◆ EXERCISE
Restate each of the lines below word for word and drop every picture.

◆ RECORDED INFORMATION
-------------------------

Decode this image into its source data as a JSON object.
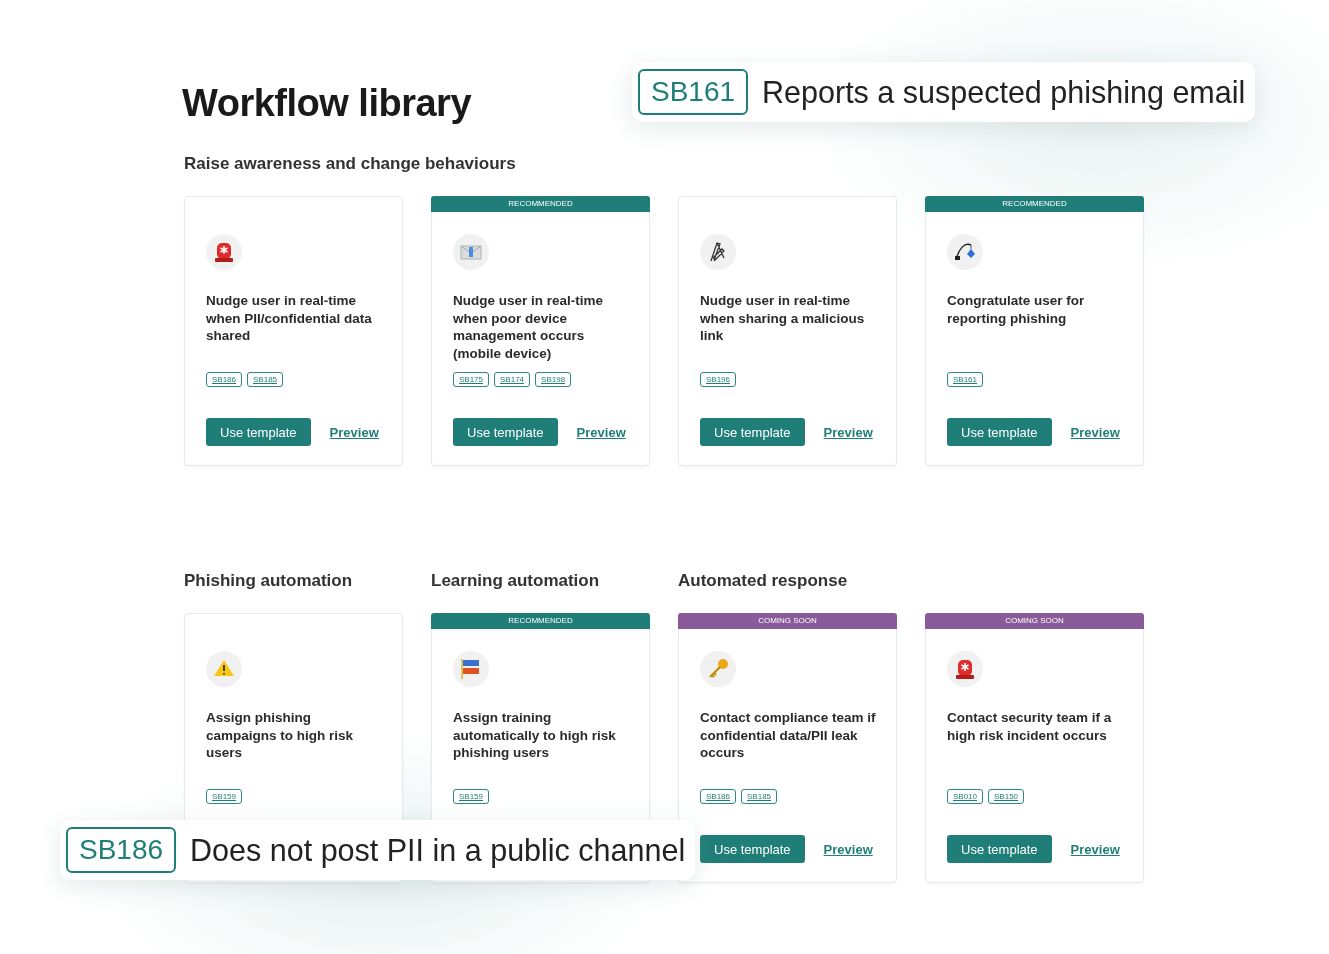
{
  "title": "Workflow library",
  "rows": [
    {
      "groups": [
        {
          "heading": "Raise awareness and change behaviours",
          "cards": [
            {
              "kind": "siren",
              "title": "Nudge user in real-time when PII/confidential data shared",
              "tags": [
                "SB186",
                "SB185"
              ],
              "button": "Use template",
              "link": "Preview"
            },
            {
              "banner": {
                "kind": "recommended",
                "text": "RECOMMENDED"
              },
              "kind": "envelope",
              "title": "Nudge user in real-time when poor device management occurs (mobile device)",
              "tags": [
                "SB175",
                "SB174",
                "SB198"
              ],
              "button": "Use template",
              "link": "Preview"
            },
            {
              "kind": "paperclip",
              "title": "Nudge user in real-time when sharing a malicious link",
              "tags": [
                "SB196"
              ],
              "button": "Use template",
              "link": "Preview"
            },
            {
              "banner": {
                "kind": "recommended",
                "text": "RECOMMENDED"
              },
              "kind": "fishing",
              "title": "Congratulate user for reporting phishing",
              "tags": [
                "SB161"
              ],
              "button": "Use template",
              "link": "Preview"
            }
          ]
        }
      ]
    },
    {
      "groups": [
        {
          "heading": "Phishing automation",
          "cards": [
            {
              "kind": "warning",
              "title": "Assign phishing campaigns to high risk users",
              "tags": [
                "SB159"
              ]
            }
          ]
        },
        {
          "heading": "Learning automation",
          "cards": [
            {
              "banner": {
                "kind": "recommended",
                "text": "RECOMMENDED"
              },
              "kind": "flags",
              "title": "Assign training automatically to high risk phishing users",
              "tags": [
                "SB159"
              ]
            }
          ]
        },
        {
          "heading": "Automated response",
          "cards": [
            {
              "banner": {
                "kind": "coming_soon",
                "text": "COMING SOON"
              },
              "kind": "key",
              "title": "Contact compliance team if confidential data/PII leak occurs",
              "tags": [
                "SB186",
                "SB185"
              ],
              "button": "Use template",
              "link": "Preview"
            },
            {
              "banner": {
                "kind": "coming_soon",
                "text": "COMING SOON"
              },
              "kind": "siren",
              "title": "Contact security team if a high risk incident occurs",
              "tags": [
                "SB010",
                "SB150"
              ],
              "button": "Use template",
              "link": "Preview"
            }
          ]
        }
      ]
    }
  ],
  "callouts": [
    {
      "code": "SB161",
      "text": "Reports a suspected phishing email"
    },
    {
      "code": "SB186",
      "text": "Does not post PII in a public channel"
    }
  ]
}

-------------------------

◆ FINAL RESULT
Decode this image into its source data as a JSON object.
{
  "title": "Workflow library",
  "rows": [
    {
      "groups": [
        {
          "heading": "Raise awareness and change behaviours",
          "cards": [
            {
              "kind": "siren",
              "title": "Nudge user in real-time when PII/confidential data shared",
              "tags": [
                "SB186",
                "SB185"
              ],
              "button": "Use template",
              "link": "Preview"
            },
            {
              "banner": {
                "kind": "recommended",
                "text": "RECOMMENDED"
              },
              "kind": "envelope",
              "title": "Nudge user in real-time when poor device management occurs (mobile device)",
              "tags": [
                "SB175",
                "SB174",
                "SB198"
              ],
              "button": "Use template",
              "link": "Preview"
            },
            {
              "kind": "paperclip",
              "title": "Nudge user in real-time when sharing a malicious link",
              "tags": [
                "SB196"
              ],
              "button": "Use template",
              "link": "Preview"
            },
            {
              "banner": {
                "kind": "recommended",
                "text": "RECOMMENDED"
              },
              "kind": "fishing",
              "title": "Congratulate user for reporting phishing",
              "tags": [
                "SB161"
              ],
              "button": "Use template",
              "link": "Preview"
            }
          ]
        }
      ]
    },
    {
      "groups": [
        {
          "heading": "Phishing automation",
          "cards": [
            {
              "kind": "warning",
              "title": "Assign phishing campaigns to high risk users",
              "tags": [
                "SB159"
              ]
            }
          ]
        },
        {
          "heading": "Learning automation",
          "cards": [
            {
              "banner": {
                "kind": "recommended",
                "text": "RECOMMENDED"
              },
              "kind": "flags",
              "title": "Assign training automatically to high risk phishing users",
              "tags": [
                "SB159"
              ]
            }
          ]
        },
        {
          "heading": "Automated response",
          "cards": [
            {
              "banner": {
                "kind": "coming_soon",
                "text": "COMING SOON"
              },
              "kind": "key",
              "title": "Contact compliance team if confidential data/PII leak occurs",
              "tags": [
                "SB186",
                "SB185"
              ],
              "button": "Use template",
              "link": "Preview"
            },
            {
              "banner": {
                "kind": "coming_soon",
                "text": "COMING SOON"
              },
              "kind": "siren",
              "title": "Contact security team if a high risk incident occurs",
              "tags": [
                "SB010",
                "SB150"
              ],
              "button": "Use template",
              "link": "Preview"
            }
          ]
        }
      ]
    }
  ],
  "callouts": [
    {
      "code": "SB161",
      "text": "Reports a suspected phishing email"
    },
    {
      "code": "SB186",
      "text": "Does not post PII in a public channel"
    }
  ]
}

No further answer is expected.